> _CONSIGNE_
Reproduisez mot pour mot le passage du texte sur la protection des locataires qui va de « Eviter la résiliation » jusqu'à « lien social, etc. ».

[TEXTE RETENU]

Protéger les locataires menacé·es d’expulsion
En Suisse, près d’un million de personnes vivent dans la précarité ou sont menacées de pauvreté. Les ménages ont perdu 20% de leur revenu durant le Covid. Ils affrontent des vagues de hausses de loyers liées aux taux d’intérêt. A l’autre bout de la chaîne, explose la part des actionnaires sur la richesse produite. Les dividendes ont crû de 6,2% pour atteindre 44,2 milliards de francs en 2022; plus que les aides de la Confédération pendant le Covid.
La pression sur les locataires est énorme. Les données statistiques sont lacunaires et il est difficile de connaître l’ampleur des expulsions de locataires. Une étude constatait qu’en 2021, 730 personnes avaient besoin d’un hébergement d’urgence à Genève; 64% d’entre elles étaient des résident·es.
Il n’existe pas de protection contre les congés pour défaut de paiement. Le locataire doit s’acquitter du loyer. S’il ou elle n’y parvient pas, le bailleur peut donner un délai de 30 jours pour se mettre à jour. A défaut, le bail peut être résilié avec un délai de 30 jours pour la fin d’un mois. Le locataire n’a pas droit à une deuxième chance. Si après le congé il se met à jour, cela n’oblige pas le bailleur à remettre le bail en vigueur. Le Parlement fédéral a refusé de prévoir un droit à un délai d’épreuve. Tout ce qu’un tribunal peut faire aujourd’hui consiste à octroyer un sursis humanitaire de quelques semaines, en cas de problèmes de santé ou de circonstances exceptionnelles. Une fois l’évacuation prononcée, l’expulsion peut avoir lieu, peu importe la saison, avec ou sans relogement. A Genève, les locataires ne sont pas prévenu·es de la date de l’intervention.
Il faut trouver des solutions à ces deux problèmes aux niveaux cantonal ou communal, faute de marge de manœuvre au niveau fédéral. A Genève, l’Asloca, la Chambre immobilière et l’Etat ont conclu un accord pour que les locataires puissent bénéficier d’une aide immédiate pour éviter la résiliation. Les régies peuvent joindre à la mise en demeure un formulaire indiquant que le ou la locataire peut s’adresser à l’Unité logement de l’Hospice général pour obtenir une aide au paiement des loyers en retard. Celle-ci réagit dans le délai de mise en demeure pour éviter le congé. Des discussions sont en cours dans le canton de Vaud pour une solution similaire.
Eviter la résiliation de bail et l’expulsion permet d’assurer la dignité des personnes. En l’absence d’un nombre suffisant de logements d’urgence en appartements, les évacué·es judiciaires sont parfois relogé·es à l’hôtel ou en foyer. Les difficultés sont grandes, en particulier pour les familles: impossibilité de se préparer un repas, manque d’espace pour les enfants, perte du lien social, etc.

[/TEXTE RETENU]
[DONNÉES DISPONIBLES]

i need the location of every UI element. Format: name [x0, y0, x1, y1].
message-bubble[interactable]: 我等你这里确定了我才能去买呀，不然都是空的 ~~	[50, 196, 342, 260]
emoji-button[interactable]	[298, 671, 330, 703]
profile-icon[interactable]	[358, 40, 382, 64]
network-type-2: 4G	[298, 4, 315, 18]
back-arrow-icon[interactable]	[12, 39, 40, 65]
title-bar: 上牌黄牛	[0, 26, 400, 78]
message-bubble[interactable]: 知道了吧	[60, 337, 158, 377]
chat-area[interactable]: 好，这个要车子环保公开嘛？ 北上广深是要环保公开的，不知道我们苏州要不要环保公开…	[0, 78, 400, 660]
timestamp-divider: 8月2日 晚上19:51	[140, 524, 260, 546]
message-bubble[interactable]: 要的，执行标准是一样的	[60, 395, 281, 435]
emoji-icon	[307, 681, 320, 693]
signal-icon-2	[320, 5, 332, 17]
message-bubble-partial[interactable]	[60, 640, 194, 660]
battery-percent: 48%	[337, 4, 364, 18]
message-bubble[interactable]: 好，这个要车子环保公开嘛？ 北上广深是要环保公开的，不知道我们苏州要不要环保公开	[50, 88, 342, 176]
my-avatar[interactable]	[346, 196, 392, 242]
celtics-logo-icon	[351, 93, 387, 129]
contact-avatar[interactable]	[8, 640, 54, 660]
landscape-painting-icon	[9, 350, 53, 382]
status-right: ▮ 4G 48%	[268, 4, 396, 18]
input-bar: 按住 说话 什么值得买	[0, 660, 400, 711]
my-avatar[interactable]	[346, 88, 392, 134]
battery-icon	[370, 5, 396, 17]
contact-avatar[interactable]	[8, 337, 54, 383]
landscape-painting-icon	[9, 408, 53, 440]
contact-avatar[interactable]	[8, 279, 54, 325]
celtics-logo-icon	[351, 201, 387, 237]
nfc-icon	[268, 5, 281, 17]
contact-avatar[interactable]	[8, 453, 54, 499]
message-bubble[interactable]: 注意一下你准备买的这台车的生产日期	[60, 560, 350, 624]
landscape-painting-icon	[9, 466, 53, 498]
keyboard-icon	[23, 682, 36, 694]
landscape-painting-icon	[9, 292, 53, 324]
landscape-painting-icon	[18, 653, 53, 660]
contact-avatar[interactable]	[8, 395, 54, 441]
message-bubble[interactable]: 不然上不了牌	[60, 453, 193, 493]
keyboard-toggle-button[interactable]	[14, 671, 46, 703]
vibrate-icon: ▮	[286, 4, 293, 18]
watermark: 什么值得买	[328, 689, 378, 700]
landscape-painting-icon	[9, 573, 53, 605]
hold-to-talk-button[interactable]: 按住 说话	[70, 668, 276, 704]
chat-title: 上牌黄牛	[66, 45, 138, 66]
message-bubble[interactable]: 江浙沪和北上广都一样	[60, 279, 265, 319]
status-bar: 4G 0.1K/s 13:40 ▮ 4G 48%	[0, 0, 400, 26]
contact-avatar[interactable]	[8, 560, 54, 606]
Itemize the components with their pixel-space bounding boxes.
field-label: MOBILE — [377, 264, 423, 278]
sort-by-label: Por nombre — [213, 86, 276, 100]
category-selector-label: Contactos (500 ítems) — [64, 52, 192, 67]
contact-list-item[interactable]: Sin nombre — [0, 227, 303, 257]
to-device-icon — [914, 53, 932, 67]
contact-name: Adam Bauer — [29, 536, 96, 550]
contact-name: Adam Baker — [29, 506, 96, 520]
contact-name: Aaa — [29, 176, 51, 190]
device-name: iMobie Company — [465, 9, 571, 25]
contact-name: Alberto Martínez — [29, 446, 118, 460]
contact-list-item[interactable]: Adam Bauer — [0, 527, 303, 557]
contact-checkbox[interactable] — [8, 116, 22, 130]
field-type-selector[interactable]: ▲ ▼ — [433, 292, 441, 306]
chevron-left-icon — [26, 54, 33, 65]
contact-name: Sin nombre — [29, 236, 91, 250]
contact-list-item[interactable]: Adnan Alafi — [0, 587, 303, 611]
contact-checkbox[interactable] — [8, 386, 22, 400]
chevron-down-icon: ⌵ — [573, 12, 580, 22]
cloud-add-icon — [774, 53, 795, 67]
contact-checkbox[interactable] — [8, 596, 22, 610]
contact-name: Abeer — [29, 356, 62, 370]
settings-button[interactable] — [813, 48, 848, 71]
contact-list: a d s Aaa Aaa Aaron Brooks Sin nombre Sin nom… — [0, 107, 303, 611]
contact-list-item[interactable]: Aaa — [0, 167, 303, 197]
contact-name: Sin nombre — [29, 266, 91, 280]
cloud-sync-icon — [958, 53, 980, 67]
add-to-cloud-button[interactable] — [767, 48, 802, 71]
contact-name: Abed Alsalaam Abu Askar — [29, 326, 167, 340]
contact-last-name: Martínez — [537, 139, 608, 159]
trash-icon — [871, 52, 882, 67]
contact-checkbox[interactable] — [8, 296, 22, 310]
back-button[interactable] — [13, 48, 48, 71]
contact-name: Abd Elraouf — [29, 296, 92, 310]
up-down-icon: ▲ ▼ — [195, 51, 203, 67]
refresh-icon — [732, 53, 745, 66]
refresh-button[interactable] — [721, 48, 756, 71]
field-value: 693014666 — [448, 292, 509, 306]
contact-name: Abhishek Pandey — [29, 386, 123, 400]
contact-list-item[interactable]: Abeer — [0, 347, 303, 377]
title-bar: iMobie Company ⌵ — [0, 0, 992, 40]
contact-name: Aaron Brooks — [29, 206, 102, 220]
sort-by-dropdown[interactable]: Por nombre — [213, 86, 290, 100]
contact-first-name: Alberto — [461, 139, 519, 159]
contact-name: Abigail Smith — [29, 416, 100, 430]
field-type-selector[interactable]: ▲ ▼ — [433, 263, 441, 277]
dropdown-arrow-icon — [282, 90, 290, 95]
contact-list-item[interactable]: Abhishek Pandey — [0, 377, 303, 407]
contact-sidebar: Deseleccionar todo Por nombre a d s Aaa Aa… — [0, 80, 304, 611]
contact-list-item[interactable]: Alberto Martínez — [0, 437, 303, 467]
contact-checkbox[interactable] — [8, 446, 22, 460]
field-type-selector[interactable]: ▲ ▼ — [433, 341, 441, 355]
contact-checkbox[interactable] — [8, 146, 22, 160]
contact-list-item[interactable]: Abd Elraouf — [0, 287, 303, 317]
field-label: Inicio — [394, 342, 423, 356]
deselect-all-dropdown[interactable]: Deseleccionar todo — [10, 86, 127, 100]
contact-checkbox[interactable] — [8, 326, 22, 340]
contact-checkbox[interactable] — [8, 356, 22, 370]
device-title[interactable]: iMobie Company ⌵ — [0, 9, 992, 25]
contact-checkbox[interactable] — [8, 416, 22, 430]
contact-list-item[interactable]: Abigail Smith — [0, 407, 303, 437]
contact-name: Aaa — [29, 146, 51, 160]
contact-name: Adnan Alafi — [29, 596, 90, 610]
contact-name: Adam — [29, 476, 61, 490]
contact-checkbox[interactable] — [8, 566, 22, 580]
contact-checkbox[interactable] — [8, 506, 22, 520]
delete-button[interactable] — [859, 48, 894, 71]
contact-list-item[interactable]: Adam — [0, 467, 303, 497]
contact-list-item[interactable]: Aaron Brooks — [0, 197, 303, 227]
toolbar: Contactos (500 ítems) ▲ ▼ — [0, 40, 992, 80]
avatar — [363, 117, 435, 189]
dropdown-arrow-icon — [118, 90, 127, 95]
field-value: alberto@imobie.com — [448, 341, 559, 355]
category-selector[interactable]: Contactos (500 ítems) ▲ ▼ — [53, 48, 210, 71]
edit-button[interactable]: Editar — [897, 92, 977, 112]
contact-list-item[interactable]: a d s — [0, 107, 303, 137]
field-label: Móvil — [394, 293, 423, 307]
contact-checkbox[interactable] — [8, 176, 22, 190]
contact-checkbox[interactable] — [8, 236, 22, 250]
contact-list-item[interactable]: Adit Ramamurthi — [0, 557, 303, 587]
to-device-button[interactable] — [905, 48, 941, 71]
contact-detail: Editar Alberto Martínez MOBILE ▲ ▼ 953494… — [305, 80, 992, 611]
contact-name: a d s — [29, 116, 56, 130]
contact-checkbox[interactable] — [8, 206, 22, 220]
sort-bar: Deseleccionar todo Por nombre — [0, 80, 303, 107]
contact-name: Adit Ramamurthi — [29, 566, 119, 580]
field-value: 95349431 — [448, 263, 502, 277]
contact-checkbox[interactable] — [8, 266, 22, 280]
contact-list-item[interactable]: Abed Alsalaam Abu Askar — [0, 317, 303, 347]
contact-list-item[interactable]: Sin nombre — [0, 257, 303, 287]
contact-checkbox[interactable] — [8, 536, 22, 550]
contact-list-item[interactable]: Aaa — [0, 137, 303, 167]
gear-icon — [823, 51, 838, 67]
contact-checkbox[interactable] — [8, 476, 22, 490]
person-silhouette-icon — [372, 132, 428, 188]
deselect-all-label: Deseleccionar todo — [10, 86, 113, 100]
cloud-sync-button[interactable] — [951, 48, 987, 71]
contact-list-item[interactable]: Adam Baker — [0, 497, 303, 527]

[/DONNÉES DISPONIBLES]

> _RÉPONSE_
Eviter la résiliation de bail et l’expulsion permet d’assurer la dignité des personnes. En l’absence d’un nombre suffisant de logements d’urgence en appartements, les évacué·es judiciaires sont parfois relogé·es à l’hôtel ou en foyer. Les difficultés sont grandes, en particulier pour les familles: impossibilité de se préparer un repas, manque d’espace pour les enfants, perte du lien social, etc.